— BEGIN —
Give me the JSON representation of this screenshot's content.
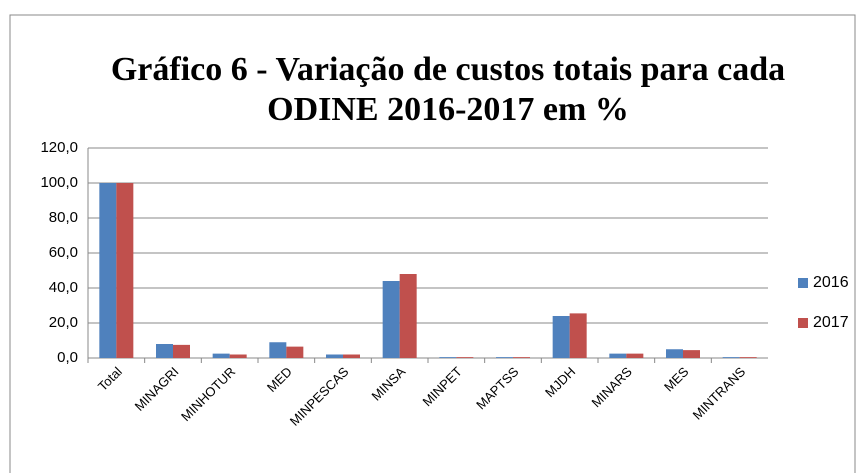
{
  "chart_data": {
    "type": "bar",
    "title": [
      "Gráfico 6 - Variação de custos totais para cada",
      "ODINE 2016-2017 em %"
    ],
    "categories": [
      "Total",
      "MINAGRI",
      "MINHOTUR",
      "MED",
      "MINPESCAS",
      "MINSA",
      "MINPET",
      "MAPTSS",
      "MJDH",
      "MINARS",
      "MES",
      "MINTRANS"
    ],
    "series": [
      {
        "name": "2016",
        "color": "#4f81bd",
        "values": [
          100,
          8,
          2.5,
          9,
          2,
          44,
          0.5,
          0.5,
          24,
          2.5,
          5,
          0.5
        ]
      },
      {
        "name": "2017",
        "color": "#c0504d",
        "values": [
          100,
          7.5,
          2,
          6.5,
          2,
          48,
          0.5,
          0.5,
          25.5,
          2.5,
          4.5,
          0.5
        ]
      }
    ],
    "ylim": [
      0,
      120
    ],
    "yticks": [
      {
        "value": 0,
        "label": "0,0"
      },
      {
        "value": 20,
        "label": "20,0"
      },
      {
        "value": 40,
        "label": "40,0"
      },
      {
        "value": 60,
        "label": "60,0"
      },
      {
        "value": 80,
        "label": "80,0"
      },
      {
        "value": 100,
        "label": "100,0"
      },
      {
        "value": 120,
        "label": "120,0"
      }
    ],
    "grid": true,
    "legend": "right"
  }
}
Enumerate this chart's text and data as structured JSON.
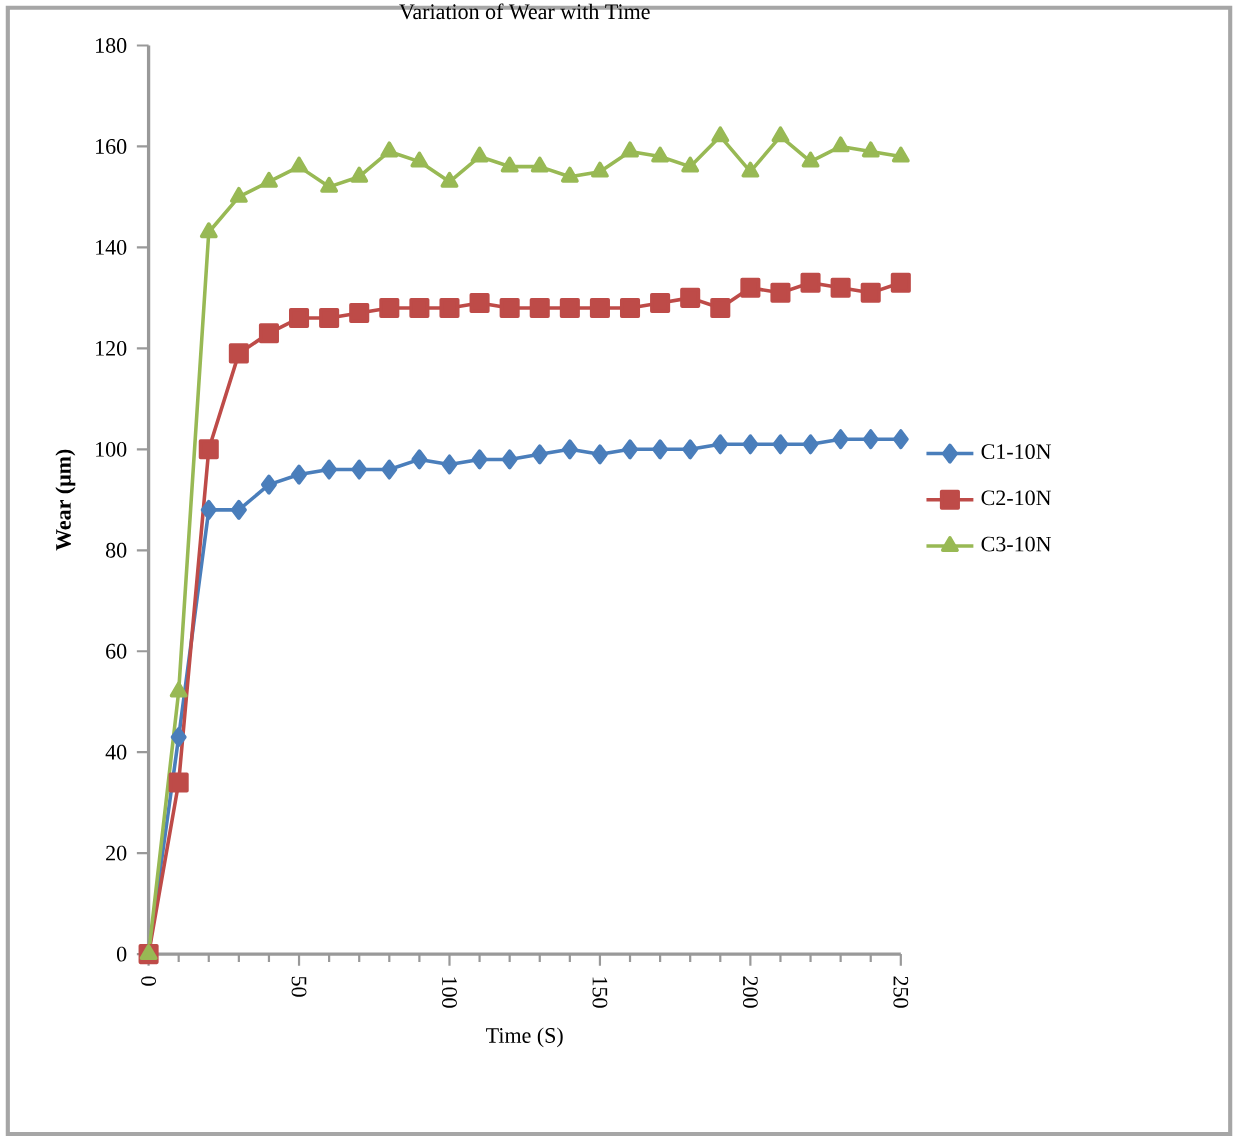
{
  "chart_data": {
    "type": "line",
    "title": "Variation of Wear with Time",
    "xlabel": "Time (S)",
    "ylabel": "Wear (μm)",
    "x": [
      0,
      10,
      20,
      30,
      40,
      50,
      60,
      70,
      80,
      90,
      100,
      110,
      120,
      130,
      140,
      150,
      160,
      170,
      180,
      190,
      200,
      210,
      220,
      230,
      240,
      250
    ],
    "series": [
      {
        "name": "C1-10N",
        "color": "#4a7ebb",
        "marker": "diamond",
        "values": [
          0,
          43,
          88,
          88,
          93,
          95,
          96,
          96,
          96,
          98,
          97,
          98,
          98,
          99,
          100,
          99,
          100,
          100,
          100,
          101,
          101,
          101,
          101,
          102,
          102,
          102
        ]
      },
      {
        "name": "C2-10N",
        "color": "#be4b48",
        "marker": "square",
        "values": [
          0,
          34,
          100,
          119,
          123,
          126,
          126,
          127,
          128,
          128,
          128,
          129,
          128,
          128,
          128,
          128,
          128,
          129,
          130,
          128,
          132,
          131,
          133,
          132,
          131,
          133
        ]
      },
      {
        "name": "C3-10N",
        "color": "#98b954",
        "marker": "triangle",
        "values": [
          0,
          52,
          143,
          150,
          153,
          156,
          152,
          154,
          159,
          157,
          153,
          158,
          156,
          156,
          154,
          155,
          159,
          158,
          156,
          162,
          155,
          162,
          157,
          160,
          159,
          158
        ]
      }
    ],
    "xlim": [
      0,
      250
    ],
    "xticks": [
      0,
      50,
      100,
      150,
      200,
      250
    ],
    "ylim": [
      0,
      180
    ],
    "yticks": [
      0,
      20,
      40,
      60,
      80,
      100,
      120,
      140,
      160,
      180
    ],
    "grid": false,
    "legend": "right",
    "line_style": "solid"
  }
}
— END —
— BEGIN —
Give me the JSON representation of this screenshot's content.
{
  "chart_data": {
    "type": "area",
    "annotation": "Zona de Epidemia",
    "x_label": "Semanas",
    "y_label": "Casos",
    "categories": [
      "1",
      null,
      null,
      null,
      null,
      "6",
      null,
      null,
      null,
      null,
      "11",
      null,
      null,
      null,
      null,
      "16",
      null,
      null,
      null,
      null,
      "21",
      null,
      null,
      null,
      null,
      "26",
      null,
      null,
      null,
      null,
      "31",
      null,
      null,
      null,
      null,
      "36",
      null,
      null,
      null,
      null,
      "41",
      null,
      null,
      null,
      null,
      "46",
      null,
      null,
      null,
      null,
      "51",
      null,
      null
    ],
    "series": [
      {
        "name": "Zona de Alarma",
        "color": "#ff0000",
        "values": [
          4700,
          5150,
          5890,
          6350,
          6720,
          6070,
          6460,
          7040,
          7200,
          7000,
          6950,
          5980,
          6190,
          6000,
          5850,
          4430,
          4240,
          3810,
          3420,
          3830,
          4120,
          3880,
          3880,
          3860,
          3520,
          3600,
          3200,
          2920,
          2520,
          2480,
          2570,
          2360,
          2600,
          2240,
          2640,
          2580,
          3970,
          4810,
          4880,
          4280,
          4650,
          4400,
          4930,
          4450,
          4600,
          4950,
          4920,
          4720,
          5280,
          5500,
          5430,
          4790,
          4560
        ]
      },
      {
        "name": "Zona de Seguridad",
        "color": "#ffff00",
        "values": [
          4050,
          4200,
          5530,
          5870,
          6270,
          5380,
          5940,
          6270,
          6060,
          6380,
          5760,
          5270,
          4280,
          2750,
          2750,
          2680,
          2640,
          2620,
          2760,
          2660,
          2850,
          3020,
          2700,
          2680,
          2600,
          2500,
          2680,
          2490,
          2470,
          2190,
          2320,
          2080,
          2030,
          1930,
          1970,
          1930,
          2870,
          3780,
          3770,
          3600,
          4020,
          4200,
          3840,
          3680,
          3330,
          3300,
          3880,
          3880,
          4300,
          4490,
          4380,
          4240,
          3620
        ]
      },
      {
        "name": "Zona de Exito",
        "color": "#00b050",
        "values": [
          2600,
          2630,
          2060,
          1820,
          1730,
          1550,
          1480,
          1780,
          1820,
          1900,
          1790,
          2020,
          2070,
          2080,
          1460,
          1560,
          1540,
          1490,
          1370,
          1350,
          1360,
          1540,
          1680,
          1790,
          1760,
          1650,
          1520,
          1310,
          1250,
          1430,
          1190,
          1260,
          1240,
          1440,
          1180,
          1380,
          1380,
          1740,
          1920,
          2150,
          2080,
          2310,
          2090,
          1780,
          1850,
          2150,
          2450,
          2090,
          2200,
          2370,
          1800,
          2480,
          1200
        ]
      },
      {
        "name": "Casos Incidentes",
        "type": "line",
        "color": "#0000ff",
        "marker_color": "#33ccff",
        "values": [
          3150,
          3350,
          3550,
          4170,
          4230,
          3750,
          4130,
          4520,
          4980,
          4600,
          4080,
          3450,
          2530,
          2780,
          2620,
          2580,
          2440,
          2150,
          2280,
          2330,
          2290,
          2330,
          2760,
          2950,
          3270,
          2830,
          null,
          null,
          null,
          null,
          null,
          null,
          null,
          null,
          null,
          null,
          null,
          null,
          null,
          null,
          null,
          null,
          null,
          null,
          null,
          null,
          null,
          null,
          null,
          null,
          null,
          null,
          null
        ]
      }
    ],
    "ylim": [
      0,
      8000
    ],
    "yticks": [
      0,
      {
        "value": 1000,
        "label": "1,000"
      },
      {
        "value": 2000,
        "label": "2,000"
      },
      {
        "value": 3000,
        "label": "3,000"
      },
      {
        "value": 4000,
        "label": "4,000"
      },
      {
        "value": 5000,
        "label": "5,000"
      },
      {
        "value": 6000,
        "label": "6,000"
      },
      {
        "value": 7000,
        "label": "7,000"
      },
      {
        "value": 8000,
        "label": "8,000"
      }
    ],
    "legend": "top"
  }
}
— END —
■ **Task to complete**: Find how many lines in the listing contain the word "name" and give that count alone.

■ **Correct result**: 9